Dataset rows about figures
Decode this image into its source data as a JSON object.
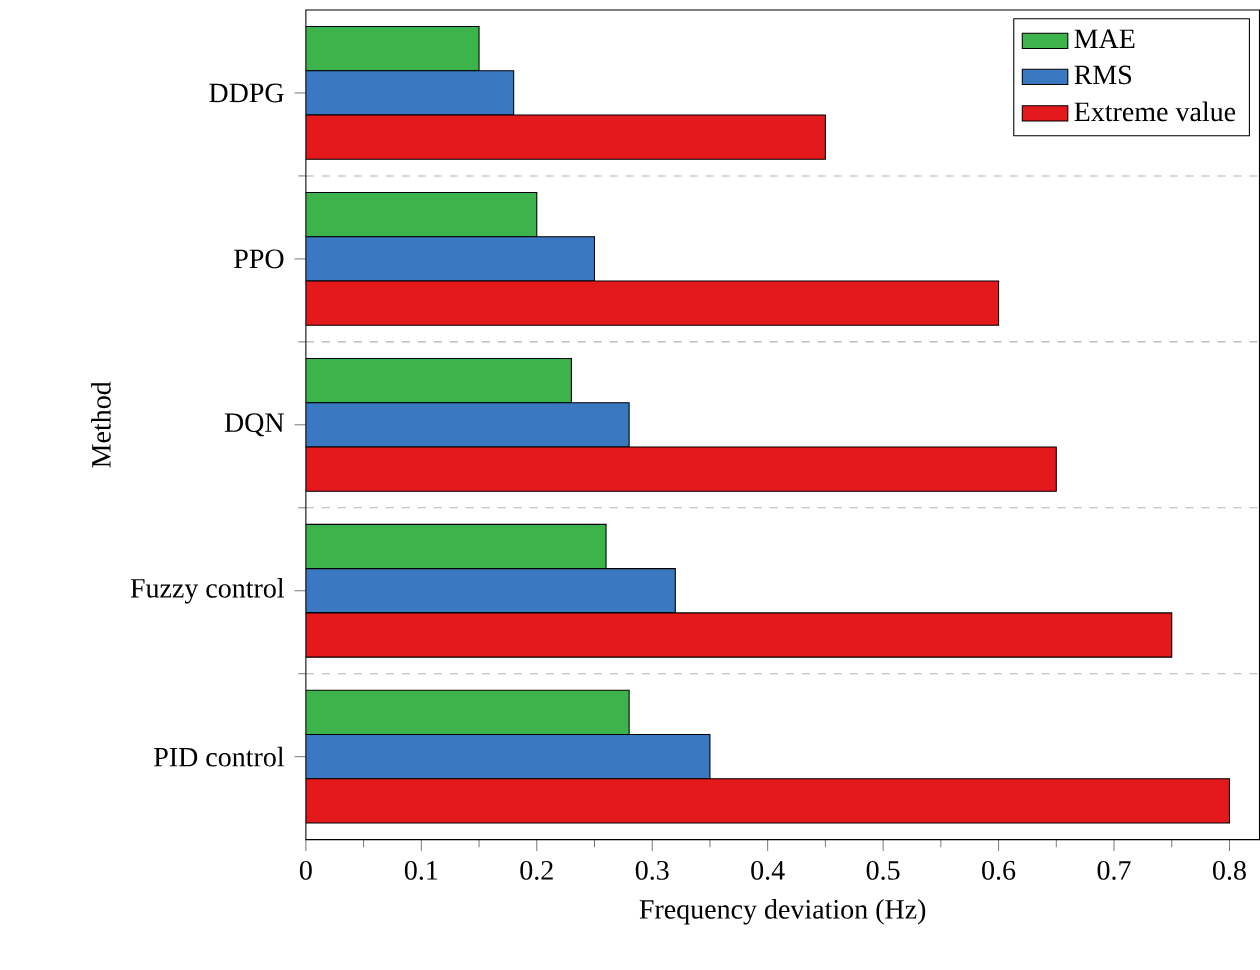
{
  "chart_data": {
    "type": "bar",
    "orientation": "horizontal",
    "xlabel": "Frequency deviation (Hz)",
    "ylabel": "Method",
    "categories": [
      "DDPG",
      "PPO",
      "DQN",
      "Fuzzy control",
      "PID control"
    ],
    "series": [
      {
        "name": "MAE",
        "color": "#3cb44b",
        "values": [
          0.15,
          0.2,
          0.23,
          0.26,
          0.28
        ]
      },
      {
        "name": "RMS",
        "color": "#3a78c2",
        "values": [
          0.18,
          0.25,
          0.28,
          0.32,
          0.35
        ]
      },
      {
        "name": "Extreme value",
        "color": "#e3191c",
        "values": [
          0.45,
          0.6,
          0.65,
          0.75,
          0.8
        ]
      }
    ],
    "xlim": [
      0,
      0.826
    ],
    "xticks": [
      0,
      0.1,
      0.2,
      0.3,
      0.4,
      0.5,
      0.6,
      0.7,
      0.8
    ],
    "grid": "y",
    "legend": "top right"
  }
}
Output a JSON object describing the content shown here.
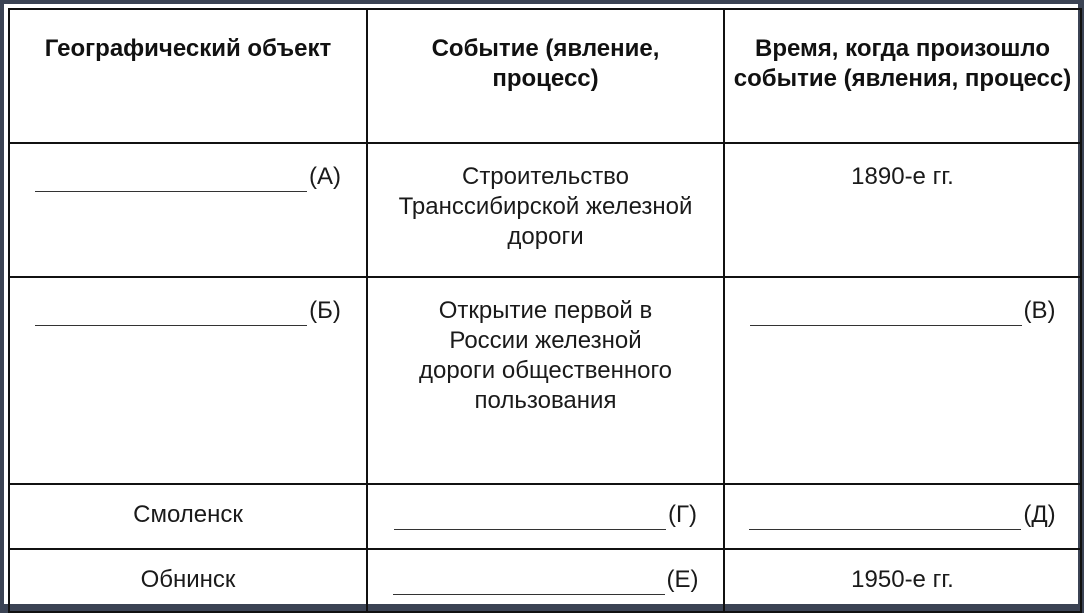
{
  "headers": [
    "Географический объект",
    "Событие (явление, процесс)",
    "Время, когда произошло событие (явления, процесс)"
  ],
  "rows": [
    {
      "object": {
        "blank": "(А)"
      },
      "event": {
        "text": "Строительство Транссибирской железной дороги"
      },
      "time": {
        "text": "1890-е гг."
      }
    },
    {
      "object": {
        "blank": "(Б)"
      },
      "event": {
        "text": "Открытие первой в России железной дороги общественного пользования"
      },
      "time": {
        "blank": "(В)"
      }
    },
    {
      "object": {
        "text": "Смоленск"
      },
      "event": {
        "blank": "(Г)"
      },
      "time": {
        "blank": "(Д)"
      }
    },
    {
      "object": {
        "text": "Обнинск"
      },
      "event": {
        "blank": "(Е)"
      },
      "time": {
        "text": "1950-е гг."
      }
    }
  ]
}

Instructions for the task
Locate the line containing "Output a JSON" in the records above, then output it and every line after it through the last, excluding pictures.

Written response
Output a JSON object describing the content shown here.
{
  "headers": [
    "Географический объект",
    "Событие (явление, процесс)",
    "Время, когда произошло событие (явления, процесс)"
  ],
  "rows": [
    {
      "object": {
        "blank": "(А)"
      },
      "event": {
        "text": "Строительство Транссибирской железной дороги"
      },
      "time": {
        "text": "1890-е гг."
      }
    },
    {
      "object": {
        "blank": "(Б)"
      },
      "event": {
        "text": "Открытие первой в России железной дороги общественного пользования"
      },
      "time": {
        "blank": "(В)"
      }
    },
    {
      "object": {
        "text": "Смоленск"
      },
      "event": {
        "blank": "(Г)"
      },
      "time": {
        "blank": "(Д)"
      }
    },
    {
      "object": {
        "text": "Обнинск"
      },
      "event": {
        "blank": "(Е)"
      },
      "time": {
        "text": "1950-е гг."
      }
    }
  ]
}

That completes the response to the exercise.